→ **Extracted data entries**
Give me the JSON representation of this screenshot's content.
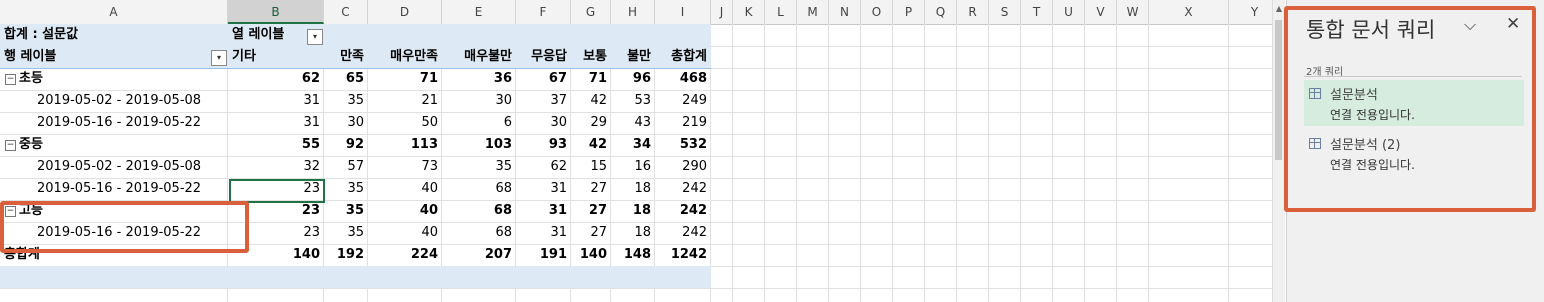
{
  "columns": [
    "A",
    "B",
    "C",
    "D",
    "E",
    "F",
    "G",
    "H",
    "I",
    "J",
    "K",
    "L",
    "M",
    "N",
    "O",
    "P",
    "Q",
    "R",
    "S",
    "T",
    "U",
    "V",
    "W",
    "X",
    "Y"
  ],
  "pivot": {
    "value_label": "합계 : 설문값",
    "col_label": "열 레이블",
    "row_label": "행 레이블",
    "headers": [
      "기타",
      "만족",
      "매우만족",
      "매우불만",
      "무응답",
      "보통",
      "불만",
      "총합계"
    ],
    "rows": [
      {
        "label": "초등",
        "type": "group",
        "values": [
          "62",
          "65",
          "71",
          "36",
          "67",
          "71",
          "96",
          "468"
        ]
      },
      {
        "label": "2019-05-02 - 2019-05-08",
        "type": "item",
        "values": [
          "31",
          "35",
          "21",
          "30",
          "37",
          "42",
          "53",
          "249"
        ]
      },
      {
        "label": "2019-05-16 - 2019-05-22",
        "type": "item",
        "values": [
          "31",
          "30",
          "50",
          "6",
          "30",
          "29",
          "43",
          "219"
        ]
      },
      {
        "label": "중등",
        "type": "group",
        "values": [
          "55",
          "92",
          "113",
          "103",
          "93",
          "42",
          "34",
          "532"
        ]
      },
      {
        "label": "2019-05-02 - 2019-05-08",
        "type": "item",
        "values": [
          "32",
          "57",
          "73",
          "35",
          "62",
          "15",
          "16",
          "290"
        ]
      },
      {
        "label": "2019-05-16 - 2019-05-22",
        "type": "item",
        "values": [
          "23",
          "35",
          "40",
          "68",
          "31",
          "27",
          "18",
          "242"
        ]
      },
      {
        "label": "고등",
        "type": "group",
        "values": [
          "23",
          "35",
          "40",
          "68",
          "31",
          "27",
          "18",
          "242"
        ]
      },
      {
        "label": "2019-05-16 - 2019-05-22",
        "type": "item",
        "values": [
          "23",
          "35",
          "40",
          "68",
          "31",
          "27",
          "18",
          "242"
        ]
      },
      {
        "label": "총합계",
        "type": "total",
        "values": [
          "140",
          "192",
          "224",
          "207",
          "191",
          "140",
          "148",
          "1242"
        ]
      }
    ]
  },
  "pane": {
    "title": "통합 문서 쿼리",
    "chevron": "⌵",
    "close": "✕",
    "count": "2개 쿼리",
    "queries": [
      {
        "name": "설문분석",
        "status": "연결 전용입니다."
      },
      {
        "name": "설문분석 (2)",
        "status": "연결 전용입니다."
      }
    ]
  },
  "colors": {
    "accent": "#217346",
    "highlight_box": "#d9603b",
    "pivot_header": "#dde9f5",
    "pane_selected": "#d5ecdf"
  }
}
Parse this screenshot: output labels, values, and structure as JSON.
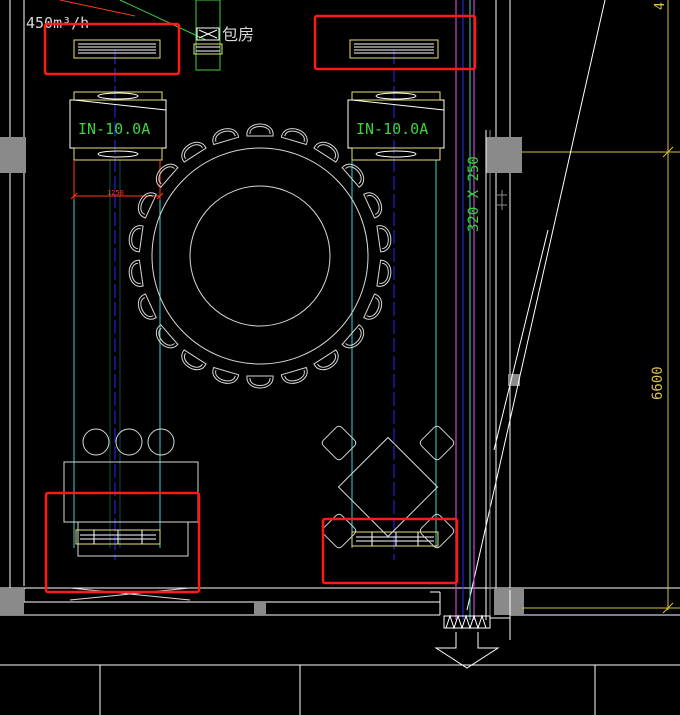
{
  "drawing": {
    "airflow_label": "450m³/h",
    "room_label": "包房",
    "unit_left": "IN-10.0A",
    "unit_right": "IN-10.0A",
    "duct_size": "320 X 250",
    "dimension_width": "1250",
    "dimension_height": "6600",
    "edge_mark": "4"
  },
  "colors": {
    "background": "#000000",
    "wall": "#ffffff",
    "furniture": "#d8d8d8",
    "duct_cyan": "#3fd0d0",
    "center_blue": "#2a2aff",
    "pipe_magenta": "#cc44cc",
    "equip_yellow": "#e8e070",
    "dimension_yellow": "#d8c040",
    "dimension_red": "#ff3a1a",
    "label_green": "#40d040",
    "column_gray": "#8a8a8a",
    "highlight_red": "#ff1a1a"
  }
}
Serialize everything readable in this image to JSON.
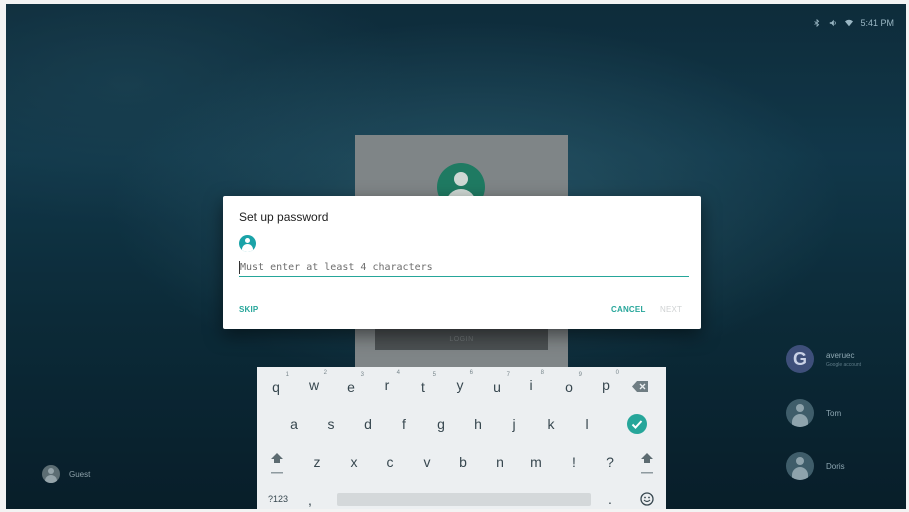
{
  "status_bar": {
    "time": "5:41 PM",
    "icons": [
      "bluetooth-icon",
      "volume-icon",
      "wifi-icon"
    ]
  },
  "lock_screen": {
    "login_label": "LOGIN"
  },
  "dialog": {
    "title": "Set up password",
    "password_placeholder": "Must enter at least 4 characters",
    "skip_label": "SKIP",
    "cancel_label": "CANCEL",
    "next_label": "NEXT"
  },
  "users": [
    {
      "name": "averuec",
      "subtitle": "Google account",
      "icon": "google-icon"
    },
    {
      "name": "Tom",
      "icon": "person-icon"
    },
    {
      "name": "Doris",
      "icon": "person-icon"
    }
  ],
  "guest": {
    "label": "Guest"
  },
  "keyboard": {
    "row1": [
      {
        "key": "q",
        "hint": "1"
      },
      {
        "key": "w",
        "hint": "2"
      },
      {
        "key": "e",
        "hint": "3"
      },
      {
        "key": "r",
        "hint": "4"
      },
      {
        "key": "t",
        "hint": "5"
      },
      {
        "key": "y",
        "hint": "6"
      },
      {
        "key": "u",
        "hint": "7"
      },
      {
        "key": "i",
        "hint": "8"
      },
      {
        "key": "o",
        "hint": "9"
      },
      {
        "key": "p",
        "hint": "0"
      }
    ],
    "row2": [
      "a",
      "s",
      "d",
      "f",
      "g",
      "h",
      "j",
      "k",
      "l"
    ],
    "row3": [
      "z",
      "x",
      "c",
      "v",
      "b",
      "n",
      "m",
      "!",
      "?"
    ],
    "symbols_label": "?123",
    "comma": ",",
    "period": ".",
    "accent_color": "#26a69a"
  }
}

→ **DO THIS**
Write out each entry exactly as given, but skip the pictures.

→ **OUTPUT FOR THIS TASK**
Give me the JSON representation of this screenshot's content.
{
  "columns": [
    "A",
    "B",
    "C",
    "D",
    "E",
    "F",
    "G",
    "H",
    "I",
    "J",
    "K",
    "L",
    "M",
    "N",
    "O",
    "P",
    "Q",
    "R",
    "S",
    "T",
    "U",
    "V",
    "W",
    "X",
    "Y"
  ],
  "pivot": {
    "value_label": "합계 : 설문값",
    "col_label": "열 레이블",
    "row_label": "행 레이블",
    "headers": [
      "기타",
      "만족",
      "매우만족",
      "매우불만",
      "무응답",
      "보통",
      "불만",
      "총합계"
    ],
    "rows": [
      {
        "label": "초등",
        "type": "group",
        "values": [
          "62",
          "65",
          "71",
          "36",
          "67",
          "71",
          "96",
          "468"
        ]
      },
      {
        "label": "2019-05-02 - 2019-05-08",
        "type": "item",
        "values": [
          "31",
          "35",
          "21",
          "30",
          "37",
          "42",
          "53",
          "249"
        ]
      },
      {
        "label": "2019-05-16 - 2019-05-22",
        "type": "item",
        "values": [
          "31",
          "30",
          "50",
          "6",
          "30",
          "29",
          "43",
          "219"
        ]
      },
      {
        "label": "중등",
        "type": "group",
        "values": [
          "55",
          "92",
          "113",
          "103",
          "93",
          "42",
          "34",
          "532"
        ]
      },
      {
        "label": "2019-05-02 - 2019-05-08",
        "type": "item",
        "values": [
          "32",
          "57",
          "73",
          "35",
          "62",
          "15",
          "16",
          "290"
        ]
      },
      {
        "label": "2019-05-16 - 2019-05-22",
        "type": "item",
        "values": [
          "23",
          "35",
          "40",
          "68",
          "31",
          "27",
          "18",
          "242"
        ]
      },
      {
        "label": "고등",
        "type": "group",
        "values": [
          "23",
          "35",
          "40",
          "68",
          "31",
          "27",
          "18",
          "242"
        ]
      },
      {
        "label": "2019-05-16 - 2019-05-22",
        "type": "item",
        "values": [
          "23",
          "35",
          "40",
          "68",
          "31",
          "27",
          "18",
          "242"
        ]
      },
      {
        "label": "총합계",
        "type": "total",
        "values": [
          "140",
          "192",
          "224",
          "207",
          "191",
          "140",
          "148",
          "1242"
        ]
      }
    ]
  },
  "pane": {
    "title": "통합 문서 쿼리",
    "chevron": "⌵",
    "close": "✕",
    "count": "2개 쿼리",
    "queries": [
      {
        "name": "설문분석",
        "status": "연결 전용입니다."
      },
      {
        "name": "설문분석 (2)",
        "status": "연결 전용입니다."
      }
    ]
  },
  "colors": {
    "accent": "#217346",
    "highlight_box": "#d9603b",
    "pivot_header": "#dde9f5",
    "pane_selected": "#d5ecdf"
  }
}
Parse this screenshot: output labels, values, and structure as JSON.
{
  "drawing": {
    "airflow_label": "450m³/h",
    "room_label": "包房",
    "unit_left": "IN-10.0A",
    "unit_right": "IN-10.0A",
    "duct_size": "320 X 250",
    "dimension_width": "1250",
    "dimension_height": "6600",
    "edge_mark": "4"
  },
  "colors": {
    "background": "#000000",
    "wall": "#ffffff",
    "furniture": "#d8d8d8",
    "duct_cyan": "#3fd0d0",
    "center_blue": "#2a2aff",
    "pipe_magenta": "#cc44cc",
    "equip_yellow": "#e8e070",
    "dimension_yellow": "#d8c040",
    "dimension_red": "#ff3a1a",
    "label_green": "#40d040",
    "column_gray": "#8a8a8a",
    "highlight_red": "#ff1a1a"
  }
}
Serialize everything readable in this image to JSON.
{
  "status_bar": {
    "time": "5:41 PM",
    "icons": [
      "bluetooth-icon",
      "volume-icon",
      "wifi-icon"
    ]
  },
  "lock_screen": {
    "login_label": "LOGIN"
  },
  "dialog": {
    "title": "Set up password",
    "password_placeholder": "Must enter at least 4 characters",
    "skip_label": "SKIP",
    "cancel_label": "CANCEL",
    "next_label": "NEXT"
  },
  "users": [
    {
      "name": "averuec",
      "subtitle": "Google account",
      "icon": "google-icon"
    },
    {
      "name": "Tom",
      "icon": "person-icon"
    },
    {
      "name": "Doris",
      "icon": "person-icon"
    }
  ],
  "guest": {
    "label": "Guest"
  },
  "keyboard": {
    "row1": [
      {
        "key": "q",
        "hint": "1"
      },
      {
        "key": "w",
        "hint": "2"
      },
      {
        "key": "e",
        "hint": "3"
      },
      {
        "key": "r",
        "hint": "4"
      },
      {
        "key": "t",
        "hint": "5"
      },
      {
        "key": "y",
        "hint": "6"
      },
      {
        "key": "u",
        "hint": "7"
      },
      {
        "key": "i",
        "hint": "8"
      },
      {
        "key": "o",
        "hint": "9"
      },
      {
        "key": "p",
        "hint": "0"
      }
    ],
    "row2": [
      "a",
      "s",
      "d",
      "f",
      "g",
      "h",
      "j",
      "k",
      "l"
    ],
    "row3": [
      "z",
      "x",
      "c",
      "v",
      "b",
      "n",
      "m",
      "!",
      "?"
    ],
    "symbols_label": "?123",
    "comma": ",",
    "period": ".",
    "accent_color": "#26a69a"
  }
}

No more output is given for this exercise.